PROMPT |
A verbatim copy of the whole listing is what is needed.

DATA LISTING |
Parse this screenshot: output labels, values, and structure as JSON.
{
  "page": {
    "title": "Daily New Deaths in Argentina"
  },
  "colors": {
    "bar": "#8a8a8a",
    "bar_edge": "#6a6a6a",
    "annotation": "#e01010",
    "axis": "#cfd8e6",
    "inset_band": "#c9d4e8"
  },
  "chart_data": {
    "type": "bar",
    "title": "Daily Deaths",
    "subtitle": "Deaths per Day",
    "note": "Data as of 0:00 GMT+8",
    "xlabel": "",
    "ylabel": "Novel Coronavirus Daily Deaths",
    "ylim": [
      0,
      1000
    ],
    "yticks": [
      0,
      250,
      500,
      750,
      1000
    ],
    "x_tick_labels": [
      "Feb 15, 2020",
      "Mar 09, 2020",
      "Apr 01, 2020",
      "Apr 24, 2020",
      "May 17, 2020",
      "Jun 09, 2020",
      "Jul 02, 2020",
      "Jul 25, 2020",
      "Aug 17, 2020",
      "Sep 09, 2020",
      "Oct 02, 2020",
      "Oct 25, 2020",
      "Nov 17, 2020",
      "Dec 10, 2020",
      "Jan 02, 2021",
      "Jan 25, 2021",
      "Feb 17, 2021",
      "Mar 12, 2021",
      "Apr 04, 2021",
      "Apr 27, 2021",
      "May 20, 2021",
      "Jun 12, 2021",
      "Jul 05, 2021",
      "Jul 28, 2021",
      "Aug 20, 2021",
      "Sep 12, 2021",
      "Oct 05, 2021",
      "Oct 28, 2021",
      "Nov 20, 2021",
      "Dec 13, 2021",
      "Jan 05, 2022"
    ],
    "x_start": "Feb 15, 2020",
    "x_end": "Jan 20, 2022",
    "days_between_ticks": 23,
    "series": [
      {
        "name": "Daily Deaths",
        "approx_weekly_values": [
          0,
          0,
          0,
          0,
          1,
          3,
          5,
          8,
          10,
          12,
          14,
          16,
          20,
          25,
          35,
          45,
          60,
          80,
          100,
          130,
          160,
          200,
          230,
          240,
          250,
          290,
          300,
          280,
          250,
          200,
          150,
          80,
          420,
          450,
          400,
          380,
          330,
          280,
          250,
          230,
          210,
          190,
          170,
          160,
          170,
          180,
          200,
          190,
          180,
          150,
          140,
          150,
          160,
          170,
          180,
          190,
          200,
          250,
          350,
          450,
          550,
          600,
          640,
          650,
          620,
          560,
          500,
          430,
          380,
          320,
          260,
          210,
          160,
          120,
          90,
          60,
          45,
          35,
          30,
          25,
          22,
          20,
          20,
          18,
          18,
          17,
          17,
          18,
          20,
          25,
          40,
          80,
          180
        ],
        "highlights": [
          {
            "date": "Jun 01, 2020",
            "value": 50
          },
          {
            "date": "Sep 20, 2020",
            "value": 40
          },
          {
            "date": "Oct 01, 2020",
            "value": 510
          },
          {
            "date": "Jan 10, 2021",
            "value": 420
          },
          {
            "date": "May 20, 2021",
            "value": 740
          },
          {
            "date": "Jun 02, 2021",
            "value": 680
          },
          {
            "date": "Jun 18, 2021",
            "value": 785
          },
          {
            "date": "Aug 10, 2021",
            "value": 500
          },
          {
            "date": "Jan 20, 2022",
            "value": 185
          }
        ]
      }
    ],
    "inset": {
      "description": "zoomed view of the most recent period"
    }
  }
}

RESPONSE |
Parse this screenshot: output labels, values, and structure as JSON.
{
  "page": {
    "title": "Daily New Deaths in Argentina"
  },
  "colors": {
    "bar": "#8a8a8a",
    "bar_edge": "#6a6a6a",
    "annotation": "#e01010",
    "axis": "#cfd8e6",
    "inset_band": "#c9d4e8"
  },
  "chart_data": {
    "type": "bar",
    "title": "Daily Deaths",
    "subtitle": "Deaths per Day",
    "note": "Data as of 0:00 GMT+8",
    "xlabel": "",
    "ylabel": "Novel Coronavirus Daily Deaths",
    "ylim": [
      0,
      1000
    ],
    "yticks": [
      0,
      250,
      500,
      750,
      1000
    ],
    "x_tick_labels": [
      "Feb 15, 2020",
      "Mar 09, 2020",
      "Apr 01, 2020",
      "Apr 24, 2020",
      "May 17, 2020",
      "Jun 09, 2020",
      "Jul 02, 2020",
      "Jul 25, 2020",
      "Aug 17, 2020",
      "Sep 09, 2020",
      "Oct 02, 2020",
      "Oct 25, 2020",
      "Nov 17, 2020",
      "Dec 10, 2020",
      "Jan 02, 2021",
      "Jan 25, 2021",
      "Feb 17, 2021",
      "Mar 12, 2021",
      "Apr 04, 2021",
      "Apr 27, 2021",
      "May 20, 2021",
      "Jun 12, 2021",
      "Jul 05, 2021",
      "Jul 28, 2021",
      "Aug 20, 2021",
      "Sep 12, 2021",
      "Oct 05, 2021",
      "Oct 28, 2021",
      "Nov 20, 2021",
      "Dec 13, 2021",
      "Jan 05, 2022"
    ],
    "x_start": "Feb 15, 2020",
    "x_end": "Jan 20, 2022",
    "days_between_ticks": 23,
    "series": [
      {
        "name": "Daily Deaths",
        "approx_weekly_values": [
          0,
          0,
          0,
          0,
          1,
          3,
          5,
          8,
          10,
          12,
          14,
          16,
          20,
          25,
          35,
          45,
          60,
          80,
          100,
          130,
          160,
          200,
          230,
          240,
          250,
          290,
          300,
          280,
          250,
          200,
          150,
          80,
          420,
          450,
          400,
          380,
          330,
          280,
          250,
          230,
          210,
          190,
          170,
          160,
          170,
          180,
          200,
          190,
          180,
          150,
          140,
          150,
          160,
          170,
          180,
          190,
          200,
          250,
          350,
          450,
          550,
          600,
          640,
          650,
          620,
          560,
          500,
          430,
          380,
          320,
          260,
          210,
          160,
          120,
          90,
          60,
          45,
          35,
          30,
          25,
          22,
          20,
          20,
          18,
          18,
          17,
          17,
          18,
          20,
          25,
          40,
          80,
          180
        ],
        "highlights": [
          {
            "date": "Jun 01, 2020",
            "value": 50
          },
          {
            "date": "Sep 20, 2020",
            "value": 40
          },
          {
            "date": "Oct 01, 2020",
            "value": 510
          },
          {
            "date": "Jan 10, 2021",
            "value": 420
          },
          {
            "date": "May 20, 2021",
            "value": 740
          },
          {
            "date": "Jun 02, 2021",
            "value": 680
          },
          {
            "date": "Jun 18, 2021",
            "value": 785
          },
          {
            "date": "Aug 10, 2021",
            "value": 500
          },
          {
            "date": "Jan 20, 2022",
            "value": 185
          }
        ]
      }
    ],
    "inset": {
      "description": "zoomed view of the most recent period"
    }
  }
}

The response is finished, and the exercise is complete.